**DATA FOR PROCESSING**
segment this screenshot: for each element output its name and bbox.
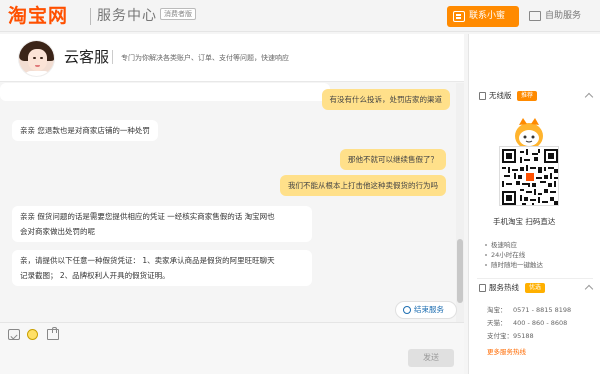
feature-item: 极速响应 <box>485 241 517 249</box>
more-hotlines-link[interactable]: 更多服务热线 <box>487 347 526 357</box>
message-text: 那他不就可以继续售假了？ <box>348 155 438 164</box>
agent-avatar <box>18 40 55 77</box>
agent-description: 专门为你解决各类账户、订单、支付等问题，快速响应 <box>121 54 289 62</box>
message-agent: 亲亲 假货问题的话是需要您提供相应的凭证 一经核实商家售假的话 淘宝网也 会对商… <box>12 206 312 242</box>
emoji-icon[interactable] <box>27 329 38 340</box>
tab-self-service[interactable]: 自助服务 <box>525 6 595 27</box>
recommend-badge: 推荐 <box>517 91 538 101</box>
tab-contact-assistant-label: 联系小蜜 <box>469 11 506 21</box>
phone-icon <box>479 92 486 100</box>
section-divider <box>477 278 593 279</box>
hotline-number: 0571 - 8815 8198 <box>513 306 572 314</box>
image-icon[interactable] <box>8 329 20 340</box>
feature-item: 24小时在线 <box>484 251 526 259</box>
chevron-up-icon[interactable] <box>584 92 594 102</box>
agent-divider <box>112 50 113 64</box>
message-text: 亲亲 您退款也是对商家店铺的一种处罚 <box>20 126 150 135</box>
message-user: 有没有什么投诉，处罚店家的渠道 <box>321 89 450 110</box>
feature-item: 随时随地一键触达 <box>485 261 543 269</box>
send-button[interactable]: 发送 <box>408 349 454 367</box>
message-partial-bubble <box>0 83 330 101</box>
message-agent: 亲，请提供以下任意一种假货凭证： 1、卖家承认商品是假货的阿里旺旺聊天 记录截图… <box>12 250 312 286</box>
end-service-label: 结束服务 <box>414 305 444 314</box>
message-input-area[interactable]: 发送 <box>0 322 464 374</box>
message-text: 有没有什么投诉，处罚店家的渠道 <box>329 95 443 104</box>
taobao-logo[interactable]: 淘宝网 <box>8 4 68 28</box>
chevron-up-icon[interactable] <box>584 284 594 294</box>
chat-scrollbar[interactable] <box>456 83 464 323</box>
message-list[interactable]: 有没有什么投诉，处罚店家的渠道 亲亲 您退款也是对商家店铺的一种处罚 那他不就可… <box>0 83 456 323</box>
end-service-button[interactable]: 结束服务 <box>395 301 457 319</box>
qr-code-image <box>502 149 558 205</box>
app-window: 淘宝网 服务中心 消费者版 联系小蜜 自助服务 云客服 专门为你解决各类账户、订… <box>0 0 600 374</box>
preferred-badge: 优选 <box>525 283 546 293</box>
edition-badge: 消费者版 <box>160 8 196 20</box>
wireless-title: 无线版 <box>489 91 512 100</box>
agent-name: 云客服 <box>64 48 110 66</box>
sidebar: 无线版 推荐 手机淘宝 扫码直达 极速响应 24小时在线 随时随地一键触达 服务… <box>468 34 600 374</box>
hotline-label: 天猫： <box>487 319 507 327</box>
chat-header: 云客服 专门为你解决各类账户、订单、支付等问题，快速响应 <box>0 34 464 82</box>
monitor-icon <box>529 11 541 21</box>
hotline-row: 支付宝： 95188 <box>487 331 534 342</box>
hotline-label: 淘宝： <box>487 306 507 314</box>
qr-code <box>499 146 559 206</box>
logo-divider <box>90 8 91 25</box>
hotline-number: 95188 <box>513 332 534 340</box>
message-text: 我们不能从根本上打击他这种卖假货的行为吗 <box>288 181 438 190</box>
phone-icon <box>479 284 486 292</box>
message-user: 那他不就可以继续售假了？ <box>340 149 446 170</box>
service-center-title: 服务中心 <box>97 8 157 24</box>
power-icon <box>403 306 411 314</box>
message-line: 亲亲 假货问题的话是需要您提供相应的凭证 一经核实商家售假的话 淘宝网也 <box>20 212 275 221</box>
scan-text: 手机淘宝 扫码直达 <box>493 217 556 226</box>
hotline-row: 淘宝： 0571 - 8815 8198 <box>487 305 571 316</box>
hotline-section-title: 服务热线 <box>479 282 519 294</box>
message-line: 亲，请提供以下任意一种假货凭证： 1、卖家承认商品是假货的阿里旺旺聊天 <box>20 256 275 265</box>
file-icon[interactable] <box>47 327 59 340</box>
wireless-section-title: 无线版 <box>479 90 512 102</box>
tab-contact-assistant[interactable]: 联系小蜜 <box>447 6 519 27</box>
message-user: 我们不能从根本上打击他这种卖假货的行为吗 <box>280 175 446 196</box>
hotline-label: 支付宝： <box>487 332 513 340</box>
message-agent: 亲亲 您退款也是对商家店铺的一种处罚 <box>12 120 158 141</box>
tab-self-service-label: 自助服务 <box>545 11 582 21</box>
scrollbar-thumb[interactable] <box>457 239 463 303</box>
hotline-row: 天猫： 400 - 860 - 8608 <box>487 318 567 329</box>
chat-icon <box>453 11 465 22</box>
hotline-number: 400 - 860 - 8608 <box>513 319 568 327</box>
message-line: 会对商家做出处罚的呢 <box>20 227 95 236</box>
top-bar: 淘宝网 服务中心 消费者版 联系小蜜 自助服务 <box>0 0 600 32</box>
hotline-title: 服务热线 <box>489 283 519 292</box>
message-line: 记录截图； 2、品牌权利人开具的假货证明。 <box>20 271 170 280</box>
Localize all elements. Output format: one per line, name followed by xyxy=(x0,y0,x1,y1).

**WORK REQUIRED**
Show every line of the material above that contains the string "记录截图", copying each one in full. Matching is case-sensitive.

**THE SOLUTION**
message-agent: 亲，请提供以下任意一种假货凭证： 1、卖家承认商品是假货的阿里旺旺聊天 记录截图… <box>12 250 312 286</box>
message-line: 记录截图； 2、品牌权利人开具的假货证明。 <box>20 271 170 280</box>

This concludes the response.